-- Start INPUT ROWS --

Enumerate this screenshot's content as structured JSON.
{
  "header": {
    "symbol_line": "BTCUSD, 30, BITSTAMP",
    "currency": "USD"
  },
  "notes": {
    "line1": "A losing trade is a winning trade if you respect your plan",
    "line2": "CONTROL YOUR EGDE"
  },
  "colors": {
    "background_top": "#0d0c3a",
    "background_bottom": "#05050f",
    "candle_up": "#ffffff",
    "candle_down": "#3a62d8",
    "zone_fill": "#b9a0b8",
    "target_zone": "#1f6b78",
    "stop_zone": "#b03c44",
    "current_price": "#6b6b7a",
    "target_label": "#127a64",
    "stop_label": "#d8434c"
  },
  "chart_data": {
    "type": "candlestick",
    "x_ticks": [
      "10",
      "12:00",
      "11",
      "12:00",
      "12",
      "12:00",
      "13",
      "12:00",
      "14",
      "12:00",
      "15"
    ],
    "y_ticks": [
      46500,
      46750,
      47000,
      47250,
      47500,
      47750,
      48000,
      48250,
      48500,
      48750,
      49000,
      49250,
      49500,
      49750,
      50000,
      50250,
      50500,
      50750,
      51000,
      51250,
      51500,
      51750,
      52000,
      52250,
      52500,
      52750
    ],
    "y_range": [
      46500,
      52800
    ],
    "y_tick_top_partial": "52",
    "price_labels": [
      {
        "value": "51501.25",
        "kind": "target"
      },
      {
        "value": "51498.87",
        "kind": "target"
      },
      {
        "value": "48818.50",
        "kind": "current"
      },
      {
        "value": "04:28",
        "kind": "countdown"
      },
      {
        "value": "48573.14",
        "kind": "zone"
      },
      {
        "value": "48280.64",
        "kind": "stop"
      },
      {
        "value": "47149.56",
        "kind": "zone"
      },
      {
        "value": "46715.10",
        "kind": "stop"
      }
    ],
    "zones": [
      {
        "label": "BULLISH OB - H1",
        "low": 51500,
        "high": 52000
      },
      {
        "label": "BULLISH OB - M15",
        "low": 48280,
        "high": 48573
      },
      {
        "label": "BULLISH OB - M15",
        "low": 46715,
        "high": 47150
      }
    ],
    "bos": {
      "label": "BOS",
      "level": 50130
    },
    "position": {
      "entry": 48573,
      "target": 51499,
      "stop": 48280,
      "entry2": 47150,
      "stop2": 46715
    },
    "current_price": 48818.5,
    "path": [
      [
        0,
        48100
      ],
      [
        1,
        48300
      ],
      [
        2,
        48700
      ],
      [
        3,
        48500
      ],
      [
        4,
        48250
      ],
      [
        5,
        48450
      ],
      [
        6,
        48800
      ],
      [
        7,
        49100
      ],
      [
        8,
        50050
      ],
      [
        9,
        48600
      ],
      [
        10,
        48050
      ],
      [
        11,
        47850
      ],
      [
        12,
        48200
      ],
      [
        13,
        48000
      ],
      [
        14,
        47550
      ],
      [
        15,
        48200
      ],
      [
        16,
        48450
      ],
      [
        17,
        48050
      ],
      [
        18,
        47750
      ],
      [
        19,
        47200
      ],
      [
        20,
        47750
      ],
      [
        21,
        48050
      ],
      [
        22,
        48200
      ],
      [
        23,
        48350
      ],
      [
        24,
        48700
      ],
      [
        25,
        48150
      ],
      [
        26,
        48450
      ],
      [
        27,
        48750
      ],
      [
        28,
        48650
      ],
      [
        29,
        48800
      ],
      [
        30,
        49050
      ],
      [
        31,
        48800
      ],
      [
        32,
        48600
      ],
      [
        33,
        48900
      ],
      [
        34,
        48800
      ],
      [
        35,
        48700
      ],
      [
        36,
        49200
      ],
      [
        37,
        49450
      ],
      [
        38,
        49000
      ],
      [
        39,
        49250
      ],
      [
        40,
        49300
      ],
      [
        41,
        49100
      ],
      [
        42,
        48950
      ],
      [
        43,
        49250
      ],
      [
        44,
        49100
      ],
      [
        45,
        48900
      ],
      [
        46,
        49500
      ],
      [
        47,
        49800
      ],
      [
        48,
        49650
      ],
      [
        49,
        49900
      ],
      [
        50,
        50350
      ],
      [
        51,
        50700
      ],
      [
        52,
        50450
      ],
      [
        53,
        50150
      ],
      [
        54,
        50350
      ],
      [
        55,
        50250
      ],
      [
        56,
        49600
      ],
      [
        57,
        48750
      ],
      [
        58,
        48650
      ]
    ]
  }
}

-- End INPUT ROWS --

Reproduce the records above exactly as they appear.

Enumerate this screenshot's content as structured JSON.
{
  "header": {
    "symbol_line": "BTCUSD, 30, BITSTAMP",
    "currency": "USD"
  },
  "notes": {
    "line1": "A losing trade is a winning trade if you respect your plan",
    "line2": "CONTROL YOUR EGDE"
  },
  "colors": {
    "background_top": "#0d0c3a",
    "background_bottom": "#05050f",
    "candle_up": "#ffffff",
    "candle_down": "#3a62d8",
    "zone_fill": "#b9a0b8",
    "target_zone": "#1f6b78",
    "stop_zone": "#b03c44",
    "current_price": "#6b6b7a",
    "target_label": "#127a64",
    "stop_label": "#d8434c"
  },
  "chart_data": {
    "type": "candlestick",
    "x_ticks": [
      "10",
      "12:00",
      "11",
      "12:00",
      "12",
      "12:00",
      "13",
      "12:00",
      "14",
      "12:00",
      "15"
    ],
    "y_ticks": [
      46500,
      46750,
      47000,
      47250,
      47500,
      47750,
      48000,
      48250,
      48500,
      48750,
      49000,
      49250,
      49500,
      49750,
      50000,
      50250,
      50500,
      50750,
      51000,
      51250,
      51500,
      51750,
      52000,
      52250,
      52500,
      52750
    ],
    "y_range": [
      46500,
      52800
    ],
    "y_tick_top_partial": "52",
    "price_labels": [
      {
        "value": "51501.25",
        "kind": "target"
      },
      {
        "value": "51498.87",
        "kind": "target"
      },
      {
        "value": "48818.50",
        "kind": "current"
      },
      {
        "value": "04:28",
        "kind": "countdown"
      },
      {
        "value": "48573.14",
        "kind": "zone"
      },
      {
        "value": "48280.64",
        "kind": "stop"
      },
      {
        "value": "47149.56",
        "kind": "zone"
      },
      {
        "value": "46715.10",
        "kind": "stop"
      }
    ],
    "zones": [
      {
        "label": "BULLISH OB - H1",
        "low": 51500,
        "high": 52000
      },
      {
        "label": "BULLISH OB - M15",
        "low": 48280,
        "high": 48573
      },
      {
        "label": "BULLISH OB - M15",
        "low": 46715,
        "high": 47150
      }
    ],
    "bos": {
      "label": "BOS",
      "level": 50130
    },
    "position": {
      "entry": 48573,
      "target": 51499,
      "stop": 48280,
      "entry2": 47150,
      "stop2": 46715
    },
    "current_price": 48818.5,
    "path": [
      [
        0,
        48100
      ],
      [
        1,
        48300
      ],
      [
        2,
        48700
      ],
      [
        3,
        48500
      ],
      [
        4,
        48250
      ],
      [
        5,
        48450
      ],
      [
        6,
        48800
      ],
      [
        7,
        49100
      ],
      [
        8,
        50050
      ],
      [
        9,
        48600
      ],
      [
        10,
        48050
      ],
      [
        11,
        47850
      ],
      [
        12,
        48200
      ],
      [
        13,
        48000
      ],
      [
        14,
        47550
      ],
      [
        15,
        48200
      ],
      [
        16,
        48450
      ],
      [
        17,
        48050
      ],
      [
        18,
        47750
      ],
      [
        19,
        47200
      ],
      [
        20,
        47750
      ],
      [
        21,
        48050
      ],
      [
        22,
        48200
      ],
      [
        23,
        48350
      ],
      [
        24,
        48700
      ],
      [
        25,
        48150
      ],
      [
        26,
        48450
      ],
      [
        27,
        48750
      ],
      [
        28,
        48650
      ],
      [
        29,
        48800
      ],
      [
        30,
        49050
      ],
      [
        31,
        48800
      ],
      [
        32,
        48600
      ],
      [
        33,
        48900
      ],
      [
        34,
        48800
      ],
      [
        35,
        48700
      ],
      [
        36,
        49200
      ],
      [
        37,
        49450
      ],
      [
        38,
        49000
      ],
      [
        39,
        49250
      ],
      [
        40,
        49300
      ],
      [
        41,
        49100
      ],
      [
        42,
        48950
      ],
      [
        43,
        49250
      ],
      [
        44,
        49100
      ],
      [
        45,
        48900
      ],
      [
        46,
        49500
      ],
      [
        47,
        49800
      ],
      [
        48,
        49650
      ],
      [
        49,
        49900
      ],
      [
        50,
        50350
      ],
      [
        51,
        50700
      ],
      [
        52,
        50450
      ],
      [
        53,
        50150
      ],
      [
        54,
        50350
      ],
      [
        55,
        50250
      ],
      [
        56,
        49600
      ],
      [
        57,
        48750
      ],
      [
        58,
        48650
      ]
    ]
  }
}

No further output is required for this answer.